Extracted data entries
+++
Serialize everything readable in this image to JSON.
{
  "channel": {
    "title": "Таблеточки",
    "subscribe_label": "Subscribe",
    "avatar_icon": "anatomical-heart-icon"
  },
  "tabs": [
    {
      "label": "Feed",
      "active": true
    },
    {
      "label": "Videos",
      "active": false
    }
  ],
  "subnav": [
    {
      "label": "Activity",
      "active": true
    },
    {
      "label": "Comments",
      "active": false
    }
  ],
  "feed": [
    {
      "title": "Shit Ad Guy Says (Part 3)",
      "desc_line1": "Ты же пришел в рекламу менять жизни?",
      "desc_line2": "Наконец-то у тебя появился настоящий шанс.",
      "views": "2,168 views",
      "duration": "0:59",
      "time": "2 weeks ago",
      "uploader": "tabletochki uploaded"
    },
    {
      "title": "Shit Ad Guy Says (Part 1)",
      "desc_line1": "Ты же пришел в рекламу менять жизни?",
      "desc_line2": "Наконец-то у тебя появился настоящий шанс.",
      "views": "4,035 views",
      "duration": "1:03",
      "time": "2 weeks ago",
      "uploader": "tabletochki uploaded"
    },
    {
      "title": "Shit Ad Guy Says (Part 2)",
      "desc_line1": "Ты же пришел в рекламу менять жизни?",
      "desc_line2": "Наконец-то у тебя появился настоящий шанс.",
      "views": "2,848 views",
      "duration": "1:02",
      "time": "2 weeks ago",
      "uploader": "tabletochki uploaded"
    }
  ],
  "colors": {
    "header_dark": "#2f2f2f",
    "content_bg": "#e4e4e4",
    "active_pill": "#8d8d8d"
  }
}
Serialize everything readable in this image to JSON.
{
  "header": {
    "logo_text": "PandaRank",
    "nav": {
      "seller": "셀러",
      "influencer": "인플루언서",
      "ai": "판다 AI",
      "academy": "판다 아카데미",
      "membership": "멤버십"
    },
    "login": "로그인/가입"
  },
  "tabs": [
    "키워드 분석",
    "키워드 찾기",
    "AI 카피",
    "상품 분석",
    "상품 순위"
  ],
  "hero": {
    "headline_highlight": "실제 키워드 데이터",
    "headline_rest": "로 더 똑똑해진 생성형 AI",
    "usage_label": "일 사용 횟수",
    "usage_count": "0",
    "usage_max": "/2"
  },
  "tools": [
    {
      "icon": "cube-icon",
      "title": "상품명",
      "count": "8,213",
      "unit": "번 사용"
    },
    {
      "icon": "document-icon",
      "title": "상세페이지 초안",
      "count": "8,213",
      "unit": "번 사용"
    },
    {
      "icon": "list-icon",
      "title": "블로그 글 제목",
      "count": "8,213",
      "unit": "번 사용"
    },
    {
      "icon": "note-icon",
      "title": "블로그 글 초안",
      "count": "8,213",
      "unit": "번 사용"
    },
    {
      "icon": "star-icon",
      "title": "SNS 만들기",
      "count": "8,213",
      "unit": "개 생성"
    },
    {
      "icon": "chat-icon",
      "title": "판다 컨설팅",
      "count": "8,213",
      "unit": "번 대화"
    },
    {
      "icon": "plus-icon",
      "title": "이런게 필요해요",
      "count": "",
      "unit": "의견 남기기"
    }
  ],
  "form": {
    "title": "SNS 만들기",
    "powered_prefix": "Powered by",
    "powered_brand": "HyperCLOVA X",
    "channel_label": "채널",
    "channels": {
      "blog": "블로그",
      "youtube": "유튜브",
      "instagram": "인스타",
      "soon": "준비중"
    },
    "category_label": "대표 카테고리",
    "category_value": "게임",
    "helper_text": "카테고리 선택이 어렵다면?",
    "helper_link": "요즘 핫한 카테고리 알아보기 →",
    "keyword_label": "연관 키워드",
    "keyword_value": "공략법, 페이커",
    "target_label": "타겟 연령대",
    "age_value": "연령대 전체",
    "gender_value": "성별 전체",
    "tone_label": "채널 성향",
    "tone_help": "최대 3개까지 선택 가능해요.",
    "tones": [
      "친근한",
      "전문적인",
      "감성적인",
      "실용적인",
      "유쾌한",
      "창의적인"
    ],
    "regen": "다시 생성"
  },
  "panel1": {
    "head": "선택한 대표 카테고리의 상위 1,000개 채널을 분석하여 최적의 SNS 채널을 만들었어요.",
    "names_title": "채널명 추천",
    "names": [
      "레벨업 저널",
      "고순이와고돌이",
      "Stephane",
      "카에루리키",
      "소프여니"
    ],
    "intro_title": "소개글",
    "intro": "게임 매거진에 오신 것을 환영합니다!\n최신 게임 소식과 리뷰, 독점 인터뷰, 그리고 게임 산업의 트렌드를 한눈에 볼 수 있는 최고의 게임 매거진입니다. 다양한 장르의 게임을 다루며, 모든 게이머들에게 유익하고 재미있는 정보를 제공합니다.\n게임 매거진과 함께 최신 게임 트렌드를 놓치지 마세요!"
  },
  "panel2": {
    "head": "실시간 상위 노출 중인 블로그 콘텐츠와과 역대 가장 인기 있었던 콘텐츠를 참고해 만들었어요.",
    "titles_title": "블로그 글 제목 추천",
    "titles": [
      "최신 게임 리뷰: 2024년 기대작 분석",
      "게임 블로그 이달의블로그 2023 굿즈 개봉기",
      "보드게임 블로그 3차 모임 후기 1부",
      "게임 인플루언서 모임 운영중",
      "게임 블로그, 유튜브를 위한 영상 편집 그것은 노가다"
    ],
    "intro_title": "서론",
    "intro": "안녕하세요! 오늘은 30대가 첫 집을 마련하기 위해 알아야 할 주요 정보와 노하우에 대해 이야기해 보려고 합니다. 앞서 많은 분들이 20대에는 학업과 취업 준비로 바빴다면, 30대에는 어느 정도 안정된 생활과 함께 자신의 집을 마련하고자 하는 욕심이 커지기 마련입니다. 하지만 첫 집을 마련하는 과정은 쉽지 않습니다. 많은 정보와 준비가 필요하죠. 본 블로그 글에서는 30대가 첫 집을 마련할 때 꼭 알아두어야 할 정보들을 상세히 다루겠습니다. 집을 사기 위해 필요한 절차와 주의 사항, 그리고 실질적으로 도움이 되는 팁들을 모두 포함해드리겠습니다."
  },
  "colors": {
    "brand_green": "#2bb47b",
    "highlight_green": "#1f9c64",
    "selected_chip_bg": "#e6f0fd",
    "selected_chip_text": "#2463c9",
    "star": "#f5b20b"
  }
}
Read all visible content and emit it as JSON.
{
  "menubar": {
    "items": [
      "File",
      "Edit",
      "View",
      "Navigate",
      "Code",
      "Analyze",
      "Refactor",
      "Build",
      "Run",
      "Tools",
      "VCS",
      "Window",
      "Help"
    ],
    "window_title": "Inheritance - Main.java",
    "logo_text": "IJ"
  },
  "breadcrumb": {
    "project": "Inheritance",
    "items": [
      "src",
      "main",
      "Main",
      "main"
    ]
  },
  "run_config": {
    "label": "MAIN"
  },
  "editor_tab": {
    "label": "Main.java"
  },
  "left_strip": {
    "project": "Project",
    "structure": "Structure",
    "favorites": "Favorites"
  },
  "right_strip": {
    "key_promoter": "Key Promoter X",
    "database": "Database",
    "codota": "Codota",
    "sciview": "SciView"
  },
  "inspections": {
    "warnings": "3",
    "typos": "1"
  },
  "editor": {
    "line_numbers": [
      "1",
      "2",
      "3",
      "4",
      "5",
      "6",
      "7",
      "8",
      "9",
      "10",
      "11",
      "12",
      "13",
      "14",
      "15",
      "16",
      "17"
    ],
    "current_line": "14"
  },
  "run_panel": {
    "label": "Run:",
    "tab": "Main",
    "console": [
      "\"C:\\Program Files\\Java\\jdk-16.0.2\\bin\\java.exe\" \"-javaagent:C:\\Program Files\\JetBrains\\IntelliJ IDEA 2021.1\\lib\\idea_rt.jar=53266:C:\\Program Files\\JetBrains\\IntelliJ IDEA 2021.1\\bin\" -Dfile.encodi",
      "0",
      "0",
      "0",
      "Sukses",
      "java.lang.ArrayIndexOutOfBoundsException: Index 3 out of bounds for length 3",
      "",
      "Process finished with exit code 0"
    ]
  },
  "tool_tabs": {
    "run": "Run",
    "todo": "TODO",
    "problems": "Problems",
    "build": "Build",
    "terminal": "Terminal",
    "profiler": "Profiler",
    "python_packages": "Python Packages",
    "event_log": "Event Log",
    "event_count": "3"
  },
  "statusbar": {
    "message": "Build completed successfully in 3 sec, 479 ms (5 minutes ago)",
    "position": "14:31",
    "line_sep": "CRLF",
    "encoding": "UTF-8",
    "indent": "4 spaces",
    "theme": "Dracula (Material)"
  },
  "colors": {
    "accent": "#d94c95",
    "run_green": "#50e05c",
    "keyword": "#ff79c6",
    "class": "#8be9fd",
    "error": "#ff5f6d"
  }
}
+++
**PROBLEM TO WORK ON:** Pick out each line that holds the string "java".

**EXERCISE ANSWER:**
    "window_title": "Inheritance - Main.java",
    "label": "Main.java"
      "\"C:\\Program Files\\Java\\jdk-16.0.2\\bin\\java.exe\" \"-javaagent:C:\\Program Files\\JetBrains\\IntelliJ IDEA 2021.1\\lib\\idea_rt.jar=53266:C:\\Program Files\\JetBrains\\IntelliJ IDEA 2021.1\\bin\" -Dfile.encodi",
      "java.lang.ArrayIndexOutOfBoundsException: Index 3 out of bounds for length 3",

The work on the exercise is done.